Your objective: Single out the lines of the material that contain "using" and copy them.

Supplied material:
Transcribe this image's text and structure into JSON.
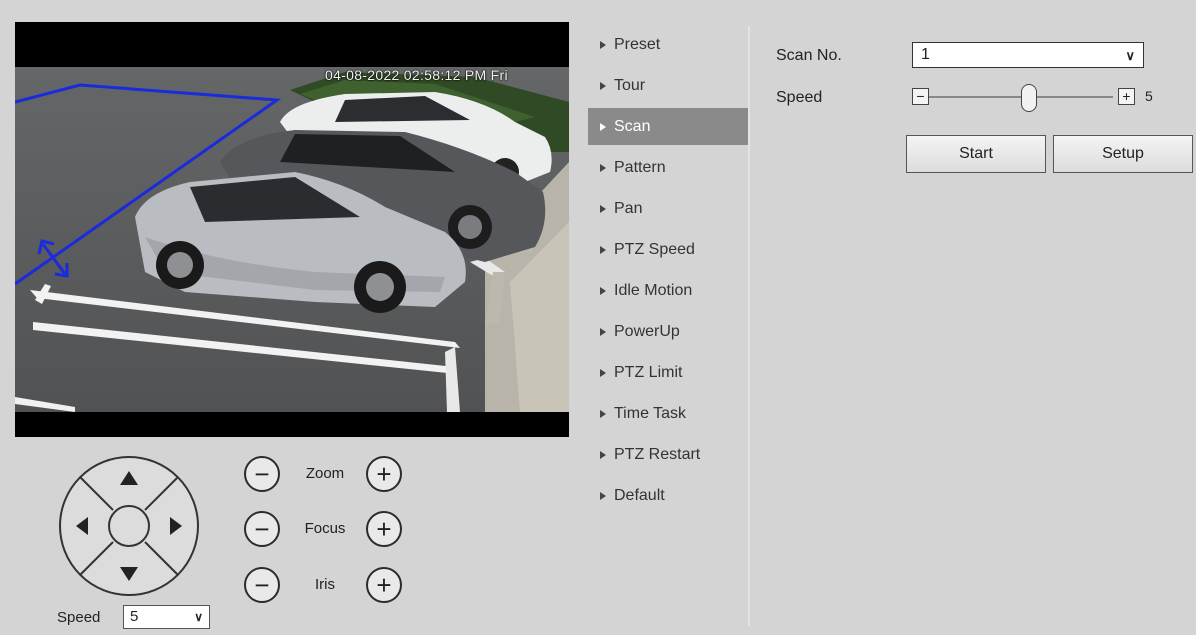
{
  "video": {
    "timestamp": "04-08-2022 02:58:12 PM Fri"
  },
  "ptz": {
    "directions": [
      "up-arrow-icon",
      "down-arrow-icon",
      "left-arrow-icon",
      "right-arrow-icon",
      "center-icon"
    ],
    "zoom_label": "Zoom",
    "focus_label": "Focus",
    "iris_label": "Iris",
    "minus_symbol": "−",
    "plus_symbol": "+",
    "speed_label": "Speed",
    "speed_value": "5"
  },
  "menu": {
    "items": [
      {
        "label": "Preset"
      },
      {
        "label": "Tour"
      },
      {
        "label": "Scan"
      },
      {
        "label": "Pattern"
      },
      {
        "label": "Pan"
      },
      {
        "label": "PTZ Speed"
      },
      {
        "label": "Idle Motion"
      },
      {
        "label": "PowerUp"
      },
      {
        "label": "PTZ Limit"
      },
      {
        "label": "Time Task"
      },
      {
        "label": "PTZ Restart"
      },
      {
        "label": "Default"
      }
    ],
    "active": "Scan"
  },
  "scan": {
    "scan_no_label": "Scan No.",
    "scan_no_value": "1",
    "speed_label": "Speed",
    "speed_value": "5",
    "speed_fraction": 0.5,
    "start_label": "Start",
    "setup_label": "Setup"
  },
  "colors": {
    "background": "#d4d4d4",
    "menu_active": "#8a8a8a",
    "overlay_line": "#1a2bdc"
  }
}
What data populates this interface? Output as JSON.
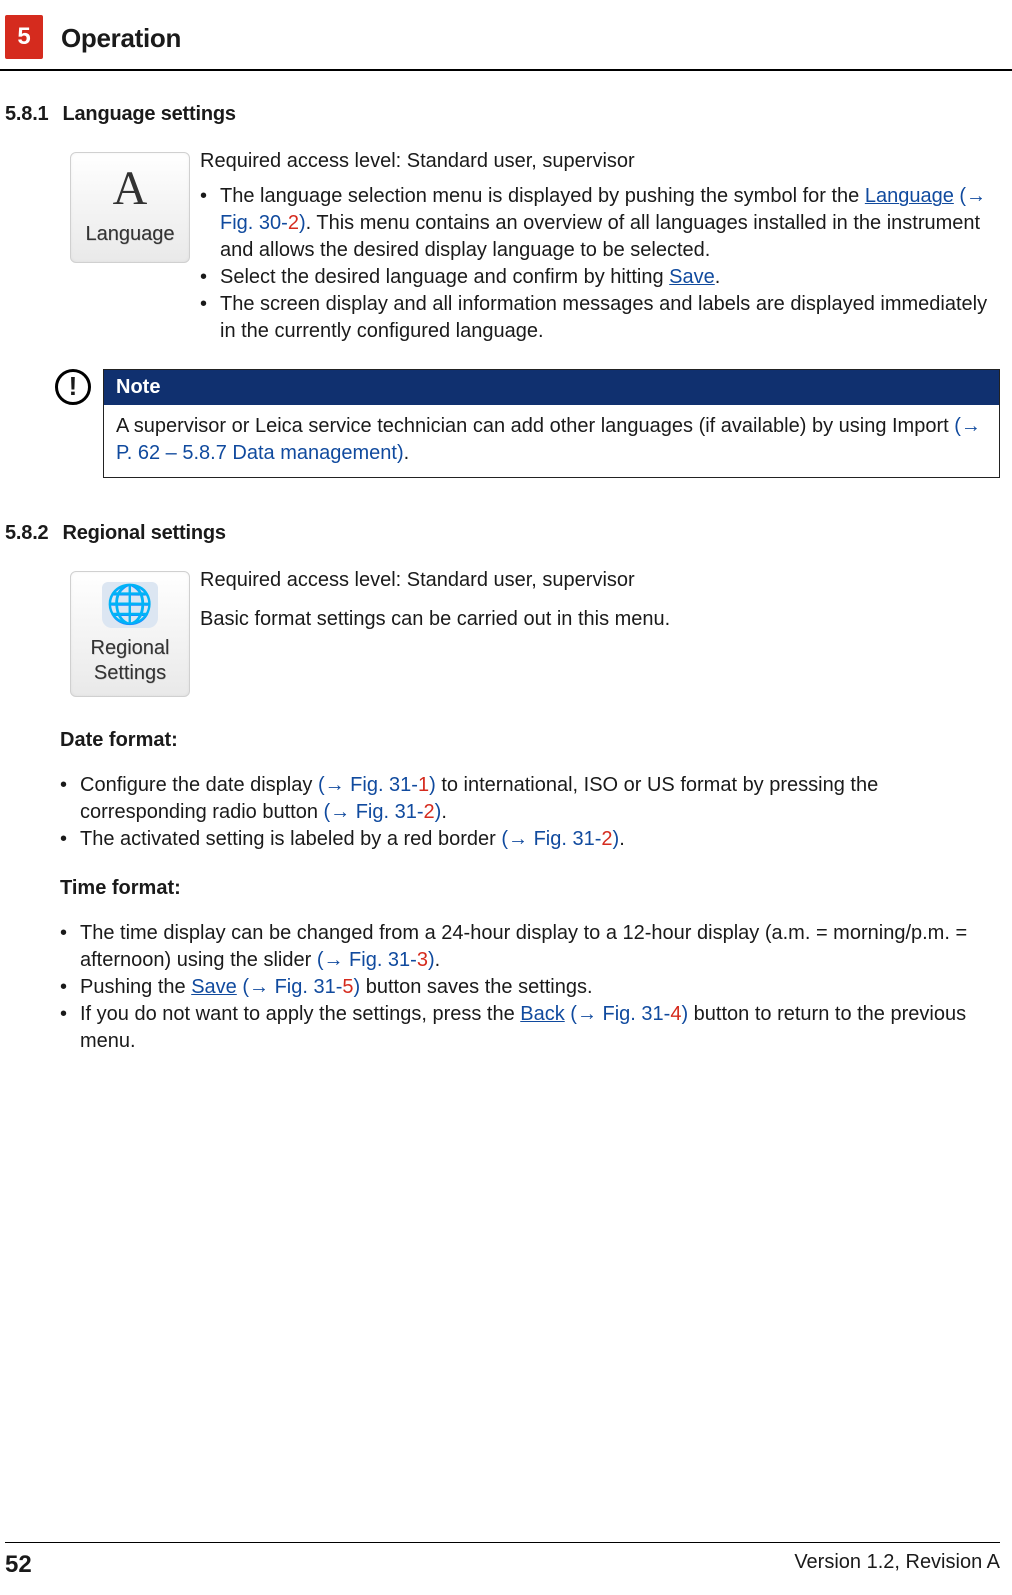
{
  "header": {
    "chapter_number": "5",
    "chapter_title": "Operation"
  },
  "sections": {
    "s581": {
      "number": "5.8.1",
      "title": "Language settings",
      "icon_caption": "Language",
      "access_level": "Required access level: Standard user, supervisor",
      "b1_a": "The language selection menu is displayed by pushing the symbol for the ",
      "b1_link": "Language",
      "b1_ref_open": "(→ Fig. 30",
      "b1_ref_dash": "-",
      "b1_ref_num": "2",
      "b1_ref_close": ")",
      "b1_b": ". This menu contains an overview of all languages installed in the instrument and allows the desired display language to be selected.",
      "b2_a": "Select the desired language and confirm by hitting ",
      "b2_link": "Save",
      "b2_b": ".",
      "b3": "The screen display and all information messages and labels are displayed immediately in the currently configured language."
    },
    "note": {
      "label": "Note",
      "body_a": "A supervisor or Leica service technician can add other languages (if available) by using Import ",
      "body_ref": "(→ P. 62 – 5.8.7 Data management)",
      "body_b": "."
    },
    "s582": {
      "number": "5.8.2",
      "title": "Regional settings",
      "icon_caption_1": "Regional",
      "icon_caption_2": "Settings",
      "access_level": "Required access level: Standard user, supervisor",
      "intro": "Basic format settings can be carried out in this menu."
    },
    "date_format": {
      "heading": "Date format:",
      "b1_a": "Configure the date display ",
      "b1_r1_open": "(→ Fig. 31",
      "b1_r1_dash": "-",
      "b1_r1_num": "1",
      "b1_r1_close": ")",
      "b1_b": " to international, ISO or US format by pressing the corresponding radio button ",
      "b1_r2_open": "(→ Fig. 31",
      "b1_r2_dash": "-",
      "b1_r2_num": "2",
      "b1_r2_close": ")",
      "b1_c": ".",
      "b2_a": "The activated setting is labeled by a red border ",
      "b2_r_open": "(→ Fig. 31",
      "b2_r_dash": "-",
      "b2_r_num": "2",
      "b2_r_close": ")",
      "b2_b": "."
    },
    "time_format": {
      "heading": "Time format:",
      "b1_a": "The time display can be changed from a 24-hour display to a 12-hour display (a.m. = morning/p.m. = afternoon) using the slider ",
      "b1_r_open": "(→ Fig. 31",
      "b1_r_dash": "-",
      "b1_r_num": "3",
      "b1_r_close": ")",
      "b1_b": ".",
      "b2_a": "Pushing the ",
      "b2_link": "Save",
      "b2_sp": " ",
      "b2_r_open": "(→ Fig. 31",
      "b2_r_dash": "-",
      "b2_r_num": "5",
      "b2_r_close": ")",
      "b2_b": " button saves the settings.",
      "b3_a": "If you do not want to apply the settings, press the ",
      "b3_link": "Back",
      "b3_sp": " ",
      "b3_r_open": "(→ Fig. 31",
      "b3_r_dash": "-",
      "b3_r_num": "4",
      "b3_r_close": ")",
      "b3_b": " button to return to the previous menu."
    }
  },
  "footer": {
    "page": "52",
    "version": "Version 1.2, Revision A"
  }
}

Solution for this problem:
      "body_a": "A supervisor or Leica service technician can add other languages (if available) by using Import ",
      "b1_a": "The time display can be changed from a 24-hour display to a 12-hour display (a.m. = morning/p.m. = afternoon) using the slider ",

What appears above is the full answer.